> _Task description_
Filter the entries that follow, copying every line in which the word "image" appears.

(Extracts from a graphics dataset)
★ ★ ★ ★ ★
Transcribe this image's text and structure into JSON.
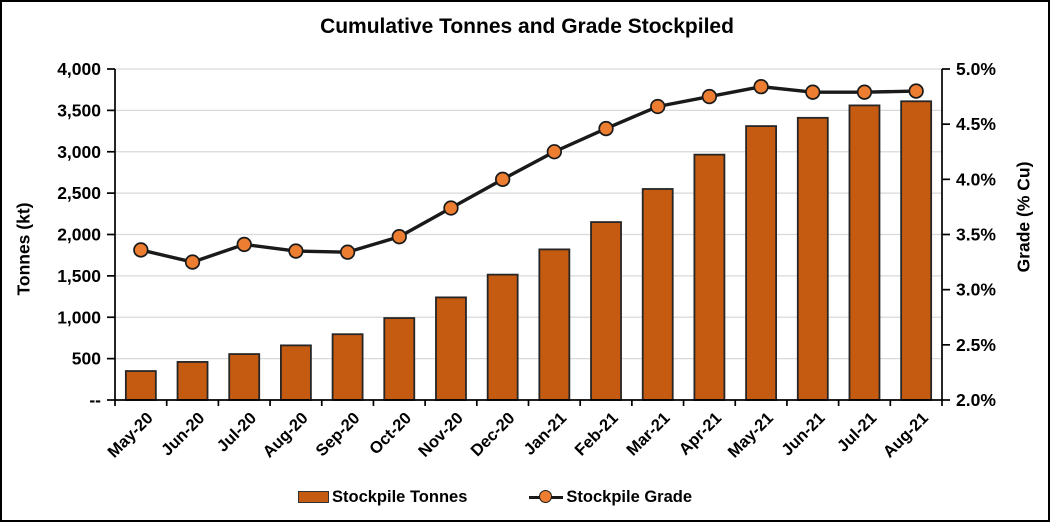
{
  "chart_data": {
    "type": "combo-bar-line",
    "title": "Cumulative Tonnes and Grade Stockpiled",
    "categories": [
      "May-20",
      "Jun-20",
      "Jul-20",
      "Aug-20",
      "Sep-20",
      "Oct-20",
      "Nov-20",
      "Dec-20",
      "Jan-21",
      "Feb-21",
      "Mar-21",
      "Apr-21",
      "May-21",
      "Jun-21",
      "Jul-21",
      "Aug-21"
    ],
    "series": [
      {
        "name": "Stockpile Tonnes",
        "type": "bar",
        "axis": "left",
        "values": [
          350,
          460,
          555,
          660,
          795,
          990,
          1240,
          1515,
          1820,
          2150,
          2550,
          2965,
          3310,
          3410,
          3560,
          3610
        ]
      },
      {
        "name": "Stockpile Grade",
        "type": "line",
        "axis": "right",
        "values": [
          3.36,
          3.25,
          3.41,
          3.35,
          3.34,
          3.48,
          3.74,
          4.0,
          4.25,
          4.46,
          4.66,
          4.75,
          4.84,
          4.79,
          4.79,
          4.8
        ]
      }
    ],
    "axes": {
      "left": {
        "title": "Tonnes (kt)",
        "min": 0,
        "max": 4000,
        "tick_values": [
          0,
          500,
          1000,
          1500,
          2000,
          2500,
          3000,
          3500,
          4000
        ],
        "tick_labels": [
          "--",
          "500",
          "1,000",
          "1,500",
          "2,000",
          "2,500",
          "3,000",
          "3,500",
          "4,000"
        ]
      },
      "right": {
        "title": "Grade (% Cu)",
        "min": 2.0,
        "max": 5.0,
        "tick_values": [
          2.0,
          2.5,
          3.0,
          3.5,
          4.0,
          4.5,
          5.0
        ],
        "tick_labels": [
          "2.0%",
          "2.5%",
          "3.0%",
          "3.5%",
          "4.0%",
          "4.5%",
          "5.0%"
        ]
      }
    },
    "legend_position": "bottom",
    "grid": true,
    "colors": {
      "bar_fill": "#C55A11",
      "bar_border": "#262626",
      "line": "#1A1A1A",
      "marker_fill": "#ED7D31",
      "marker_border": "#1A1A1A",
      "gridline": "#D9D9D9",
      "axis": "#000000",
      "text": "#000000",
      "background": "#FFFFFF"
    }
  }
}
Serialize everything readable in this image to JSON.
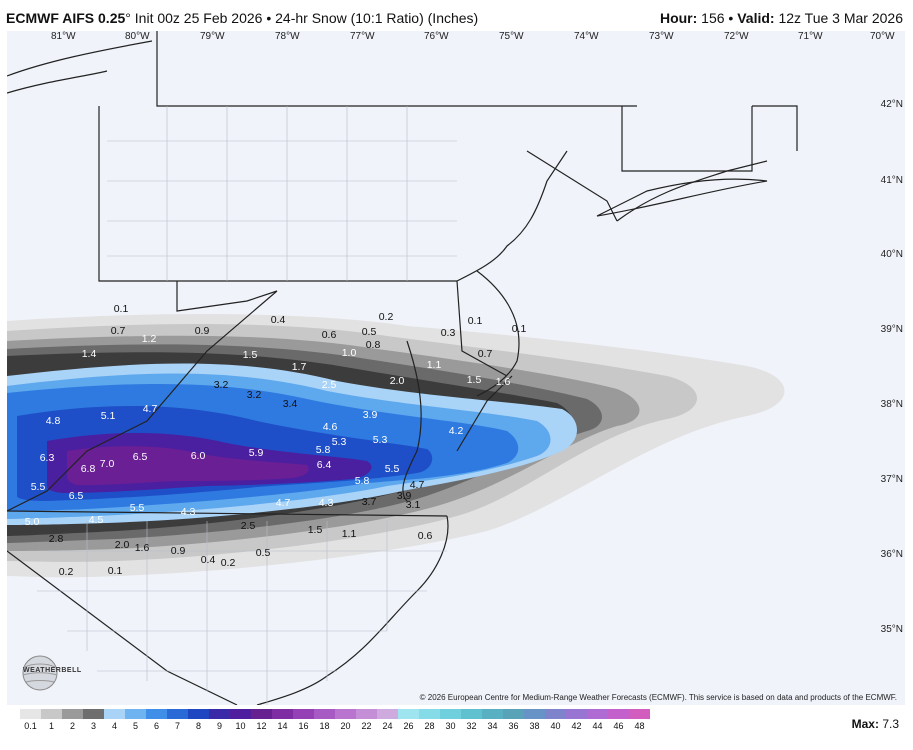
{
  "header": {
    "model": "ECMWF AIFS 0.25",
    "deg": "°",
    "init": "Init 00z 25 Feb 2026",
    "sep": "•",
    "product": "24-hr Snow (10:1 Ratio) (Inches)",
    "hour_label": "Hour:",
    "hour_value": "156",
    "valid_label": "Valid:",
    "valid_value": "12z Tue 3 Mar 2026"
  },
  "map": {
    "lon_labels": [
      "81°W",
      "80°W",
      "79°W",
      "78°W",
      "77°W",
      "76°W",
      "75°W",
      "74°W",
      "73°W",
      "72°W",
      "71°W",
      "70°W"
    ],
    "lat_labels": [
      "42°N",
      "41°N",
      "40°N",
      "39°N",
      "38°N",
      "37°N",
      "36°N",
      "35°N"
    ],
    "values": [
      "0.1",
      "0.7",
      "1.4",
      "1.2",
      "0.9",
      "0.4",
      "0.6",
      "0.5",
      "0.2",
      "0.8",
      "1.0",
      "0.3",
      "0.1",
      "0.7",
      "0.1",
      "1.5",
      "1.7",
      "2.5",
      "1.1",
      "2.0",
      "1.5",
      "1.6",
      "3.2",
      "3.2",
      "3.4",
      "4.8",
      "5.1",
      "4.7",
      "3.9",
      "4.2",
      "4.6",
      "5.3",
      "5.3",
      "5.8",
      "6.3",
      "6.8",
      "7.0",
      "6.5",
      "6.0",
      "5.9",
      "6.4",
      "5.5",
      "5.8",
      "5.5",
      "4.7",
      "3.9",
      "3.7",
      "3.1",
      "6.5",
      "5.5",
      "4.3",
      "4.7",
      "4.3",
      "2.5",
      "1.5",
      "1.1",
      "0.6",
      "5.0",
      "4.5",
      "2.8",
      "2.0",
      "1.6",
      "0.9",
      "0.4",
      "0.2",
      "0.5",
      "0.2",
      "0.1"
    ],
    "copyright": "© 2026 European Centre for Medium-Range Weather Forecasts (ECMWF). This service is based on data and products of the ECMWF.",
    "logo_text": "WEATHERBELL"
  },
  "scale": {
    "ticks": [
      "0.1",
      "1",
      "2",
      "3",
      "4",
      "5",
      "6",
      "7",
      "8",
      "9",
      "10",
      "12",
      "14",
      "16",
      "18",
      "20",
      "22",
      "24",
      "26",
      "28",
      "30",
      "32",
      "34",
      "36",
      "38",
      "40",
      "42",
      "44",
      "46",
      "48"
    ],
    "colors": [
      "#e6e6e6",
      "#c8c8c8",
      "#9a9a9a",
      "#6e6e6e",
      "#a9d3f7",
      "#6fb3f0",
      "#3f8ee8",
      "#2a6ad6",
      "#1e46c0",
      "#3b2aa8",
      "#4e1e9e",
      "#67208f",
      "#7e2da2",
      "#9541b5",
      "#a85ac4",
      "#b874cf",
      "#c48fd6",
      "#cfaade",
      "#9fe5f0",
      "#86dbe8",
      "#6fcfdc",
      "#5fc0cf",
      "#58b0c2",
      "#58a3b8",
      "#6793c6",
      "#7f83cc",
      "#9875d2",
      "#b06ad4",
      "#c460cc",
      "#d35cbf"
    ],
    "max_label": "Max:",
    "max_value": "7.3"
  },
  "colors": {
    "land_bg": "#f0f3fa",
    "band_1": "#e2e2e2",
    "band_2": "#c8c8c8",
    "band_3": "#9a9a9a",
    "band_4": "#6a6a6a",
    "band_5": "#3c3c3c",
    "blue_1": "#a9d3f7",
    "blue_2": "#5ea8ee",
    "blue_3": "#2f7ae0",
    "blue_4": "#1e4fc8",
    "purple_1": "#4a1fa0",
    "purple_2": "#6a1f95"
  }
}
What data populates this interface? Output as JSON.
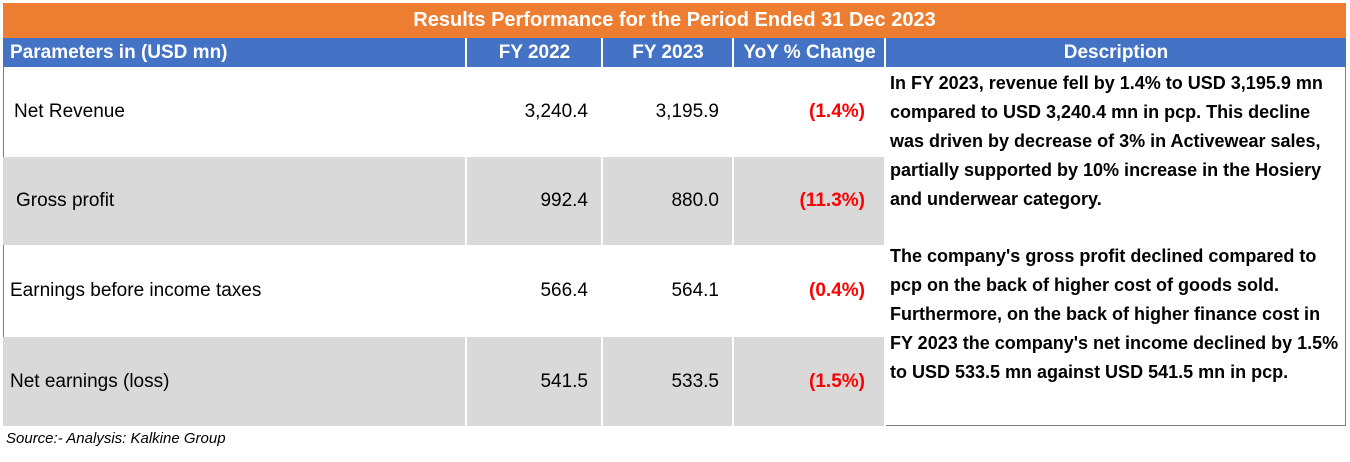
{
  "title": "Results Performance for the Period Ended 31 Dec 2023",
  "headers": {
    "parameters": "Parameters in (USD mn)",
    "fy2022": "FY 2022",
    "fy2023": "FY 2023",
    "yoy": "YoY % Change",
    "description": "Description"
  },
  "rows": [
    {
      "label": "Net Revenue",
      "fy2022": "3,240.4",
      "fy2023": "3,195.9",
      "yoy": "(1.4%)"
    },
    {
      "label": "Gross profit",
      "fy2022": "992.4",
      "fy2023": "880.0",
      "yoy": "(11.3%)"
    },
    {
      "label": "Earnings before income taxes",
      "fy2022": "566.4",
      "fy2023": "564.1",
      "yoy": "(0.4%)"
    },
    {
      "label": "Net earnings (loss)",
      "fy2022": "541.5",
      "fy2023": "533.5",
      "yoy": "(1.5%)"
    }
  ],
  "descriptions": [
    "In FY 2023, revenue fell by 1.4% to USD 3,195.9 mn compared to USD 3,240.4 mn in pcp. This decline was driven by decrease of 3% in Activewear sales, partially supported by 10% increase in the Hosiery and underwear category.",
    "The company's gross profit declined compared to pcp on the back of higher cost of goods sold. Furthermore, on the back of higher finance cost in FY 2023 the company's net income declined by 1.5% to USD 533.5 mn against USD 541.5 mn in pcp."
  ],
  "source": "Source:- Analysis: Kalkine Group",
  "colors": {
    "title_bg": "#ed7d31",
    "header_bg": "#4472c4",
    "row_alt_bg": "#d9d9d9",
    "negative": "#ff0000"
  }
}
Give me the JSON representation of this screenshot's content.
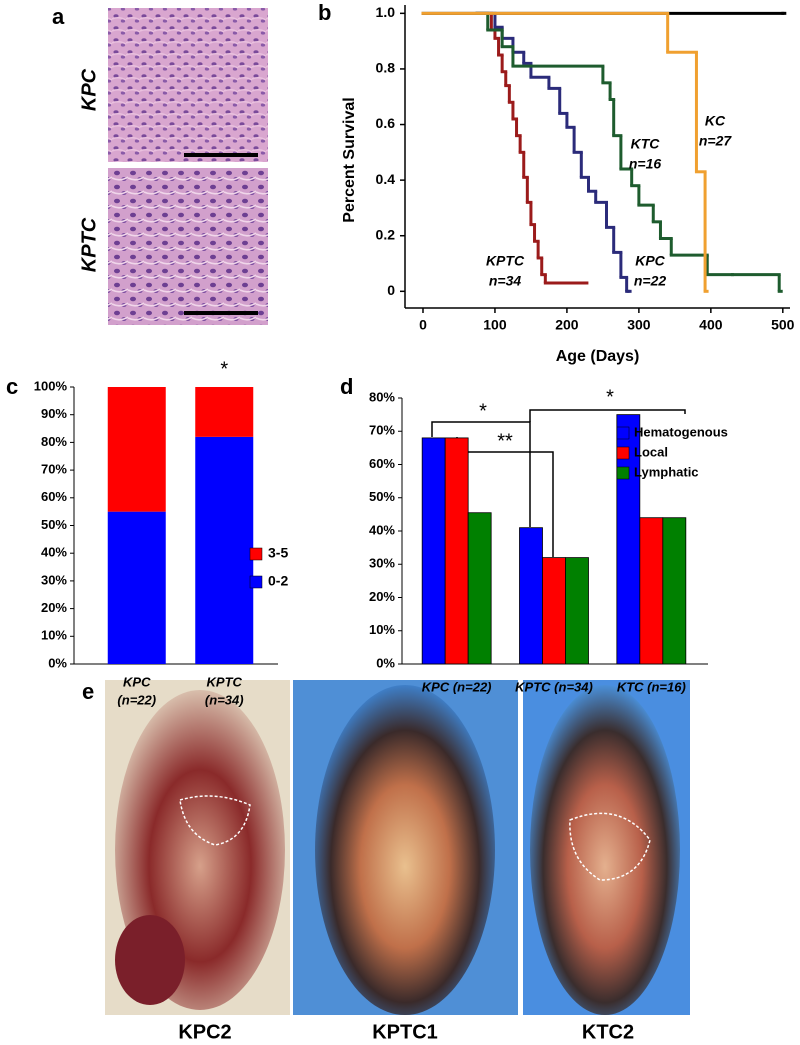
{
  "panel_letters": [
    "a",
    "b",
    "c",
    "d",
    "e"
  ],
  "histology": {
    "labels": [
      "KPC",
      "KPTC"
    ]
  },
  "photos": {
    "labels": [
      "KPC2",
      "KPTC1",
      "KTC2"
    ]
  },
  "chart_data": [
    {
      "type": "step",
      "ylabel": "Percent Survival",
      "xlabel": "Age (Days)",
      "xlim": [
        -25,
        510
      ],
      "ylim": [
        -0.06,
        1.03
      ],
      "xticks": [
        0,
        100,
        200,
        300,
        400,
        500
      ],
      "yticks": [
        0,
        0.2,
        0.4,
        0.6,
        0.8,
        {
          "value": 1,
          "label": "1.0"
        }
      ],
      "series": [
        {
          "color": "#000000",
          "x": [
            0,
            500
          ],
          "values": [
            1,
            1
          ]
        },
        {
          "name": "KPTC",
          "count_label": "n=34",
          "color": "#9b1b1b",
          "x": [
            75,
            95,
            100,
            105,
            110,
            115,
            120,
            125,
            130,
            135,
            140,
            145,
            150,
            155,
            160,
            165,
            170,
            225
          ],
          "values": [
            1,
            0.94,
            0.91,
            0.85,
            0.79,
            0.74,
            0.68,
            0.62,
            0.56,
            0.5,
            0.41,
            0.32,
            0.24,
            0.18,
            0.12,
            0.06,
            0.03,
            0.03
          ]
        },
        {
          "name": "KPC",
          "count_label": "n=22",
          "color": "#2b2b7a",
          "x": [
            75,
            100,
            110,
            125,
            140,
            150,
            175,
            190,
            200,
            210,
            220,
            230,
            240,
            255,
            265,
            275,
            283,
            285
          ],
          "values": [
            1,
            0.95,
            0.91,
            0.86,
            0.82,
            0.77,
            0.73,
            0.64,
            0.59,
            0.5,
            0.41,
            0.36,
            0.32,
            0.23,
            0.14,
            0.05,
            0,
            0
          ]
        },
        {
          "name": "KTC",
          "count_label": "n=16",
          "color": "#1e5c2e",
          "x": [
            75,
            90,
            110,
            125,
            250,
            260,
            265,
            275,
            290,
            300,
            320,
            330,
            345,
            395,
            430,
            495
          ],
          "values": [
            1,
            0.94,
            0.88,
            0.81,
            0.75,
            0.69,
            0.56,
            0.44,
            0.38,
            0.31,
            0.25,
            0.19,
            0.13,
            0.06,
            0.06,
            0
          ]
        },
        {
          "name": "KC",
          "count_label": "n=27",
          "color": "#f0a030",
          "x": [
            0,
            340,
            380,
            392
          ],
          "values": [
            1,
            0.86,
            0.43,
            0
          ]
        }
      ]
    },
    {
      "type": "stacked_bar",
      "categories": [
        "KPC",
        "KPTC"
      ],
      "category_notes": [
        "(n=22)",
        "(n=34)"
      ],
      "series": [
        {
          "name": "0-2",
          "color": "#0000ff",
          "values": [
            55,
            82
          ]
        },
        {
          "name": "3-5",
          "color": "#ff0000",
          "values": [
            45,
            18
          ]
        }
      ],
      "ylim": [
        0,
        100
      ],
      "yticks": [
        {
          "value": 0,
          "label": "0%"
        },
        {
          "value": 10,
          "label": "10%"
        },
        {
          "value": 20,
          "label": "20%"
        },
        {
          "value": 30,
          "label": "30%"
        },
        {
          "value": 40,
          "label": "40%"
        },
        {
          "value": 50,
          "label": "50%"
        },
        {
          "value": 60,
          "label": "60%"
        },
        {
          "value": 70,
          "label": "70%"
        },
        {
          "value": 80,
          "label": "80%"
        },
        {
          "value": 90,
          "label": "90%"
        },
        {
          "value": 100,
          "label": "100%"
        }
      ],
      "annotation": "*"
    },
    {
      "type": "grouped_bar",
      "categories": [
        "KPC (n=22)",
        "KPTC (n=34)",
        "KTC (n=16)"
      ],
      "series": [
        {
          "name": "Hematogenous",
          "color": "#0000ff",
          "values": [
            68,
            41,
            75
          ]
        },
        {
          "name": "Local",
          "color": "#ff0000",
          "values": [
            68,
            32,
            44
          ]
        },
        {
          "name": "Lymphatic",
          "color": "#008000",
          "values": [
            45.5,
            32,
            44
          ]
        }
      ],
      "ylim": [
        0,
        80
      ],
      "yticks": [
        {
          "value": 0,
          "label": "0%"
        },
        {
          "value": 10,
          "label": "10%"
        },
        {
          "value": 20,
          "label": "20%"
        },
        {
          "value": 30,
          "label": "30%"
        },
        {
          "value": 40,
          "label": "40%"
        },
        {
          "value": 50,
          "label": "50%"
        },
        {
          "value": 60,
          "label": "60%"
        },
        {
          "value": 70,
          "label": "70%"
        },
        {
          "value": 80,
          "label": "80%"
        }
      ],
      "legend": "upper right",
      "annotations": [
        "*",
        "**",
        "*"
      ]
    }
  ]
}
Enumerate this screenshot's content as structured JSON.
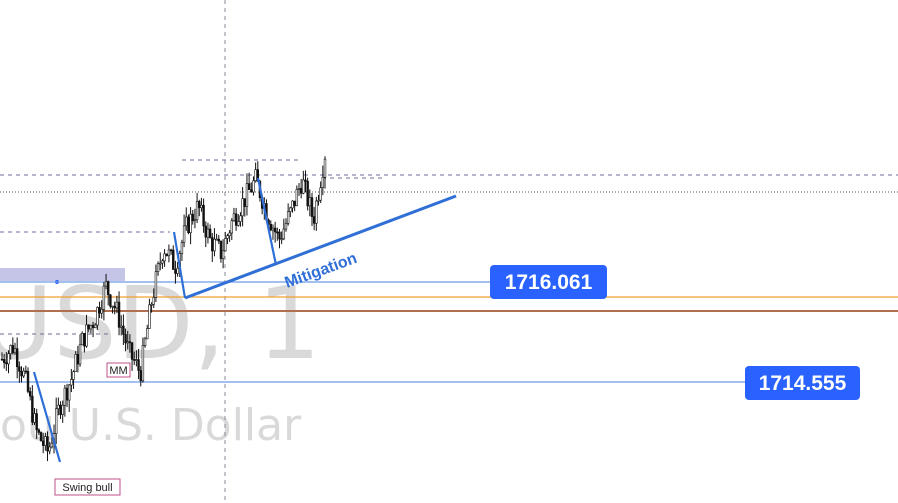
{
  "watermark": {
    "symbol_partial": "USD, 1",
    "name_partial": "ou U.S. Dollar"
  },
  "annotations": {
    "mitigation": "Mitigation",
    "mm": "MM",
    "swing_bull": "Swing bull"
  },
  "price_tags": [
    {
      "value": "1716.061"
    },
    {
      "value": "1714.555"
    }
  ],
  "colors": {
    "accent": "#2962ff",
    "trendline": "#2f6fd6",
    "orange_line": "#f0a030",
    "brown_line": "#b07050",
    "hline": "#6b9be8",
    "zone": "#c5c5e8"
  },
  "chart_data": {
    "type": "candlestick",
    "y_reference_levels": [
      1716.061,
      1714.555
    ],
    "horizontal_levels": [
      {
        "price": 1716.061,
        "style": "solid",
        "color": "#6b9be8"
      },
      {
        "price": 1714.555,
        "style": "solid",
        "color": "#6b9be8"
      },
      {
        "price": 1715.8,
        "style": "solid",
        "color": "#f0a030"
      },
      {
        "price": 1715.6,
        "style": "solid",
        "color": "#b07050"
      }
    ],
    "close_path": [
      1714.9,
      1715.1,
      1714.6,
      1713.8,
      1713.5,
      1714.2,
      1714.6,
      1715.2,
      1715.5,
      1716.0,
      1715.6,
      1715.0,
      1714.7,
      1715.8,
      1716.6,
      1716.3,
      1716.9,
      1717.2,
      1716.7,
      1716.5,
      1717.0,
      1717.3,
      1717.6,
      1717.1,
      1716.7,
      1717.1,
      1717.6,
      1717.0,
      1718.0
    ],
    "grid": false
  }
}
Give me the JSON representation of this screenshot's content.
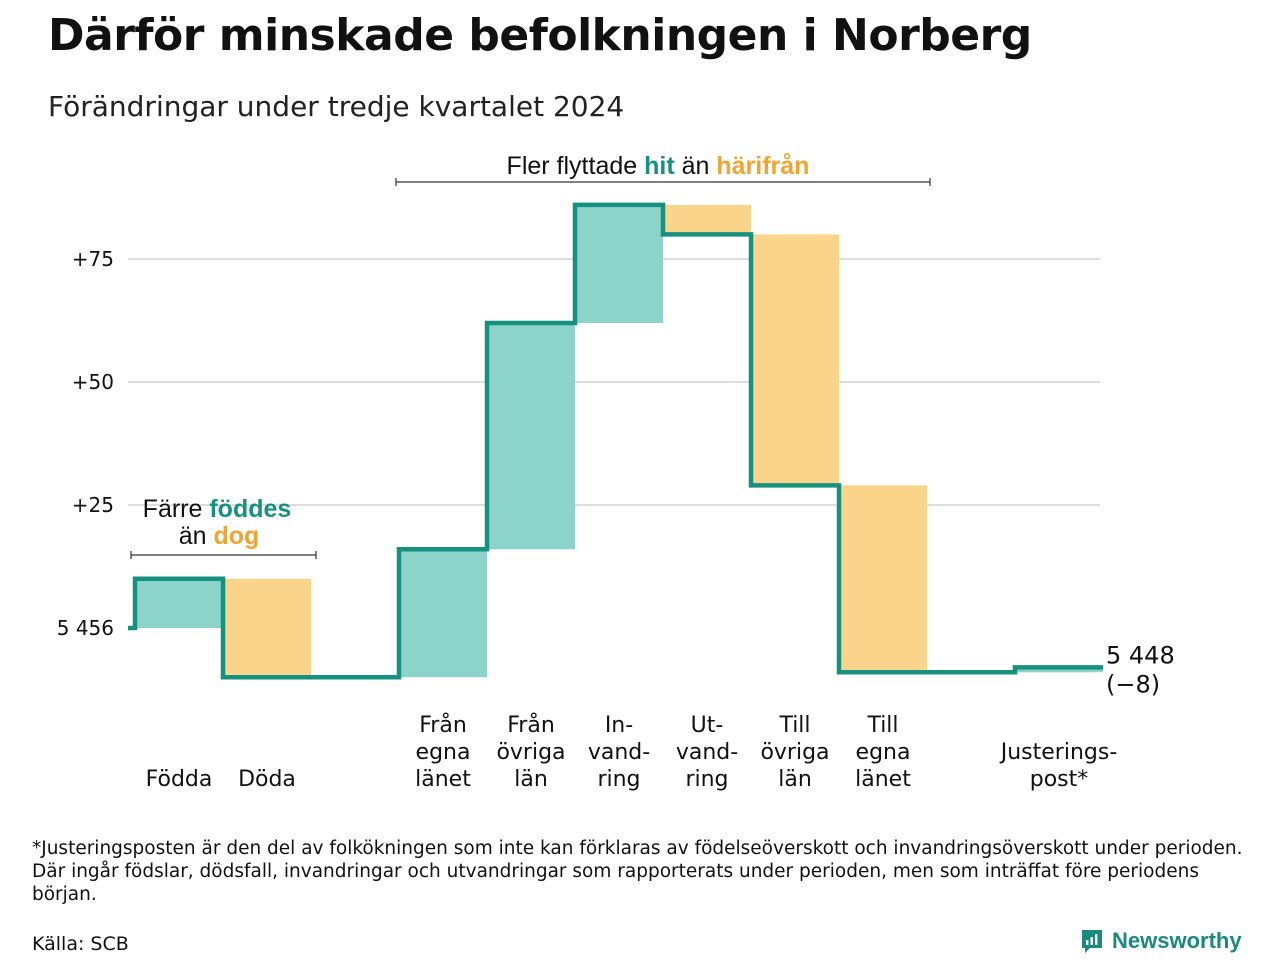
★ ★ ★ ★ ★
> _Result of the exercise_
Transcribe this image's text and structure into JSON.
Serialize everything readable in this image to JSON.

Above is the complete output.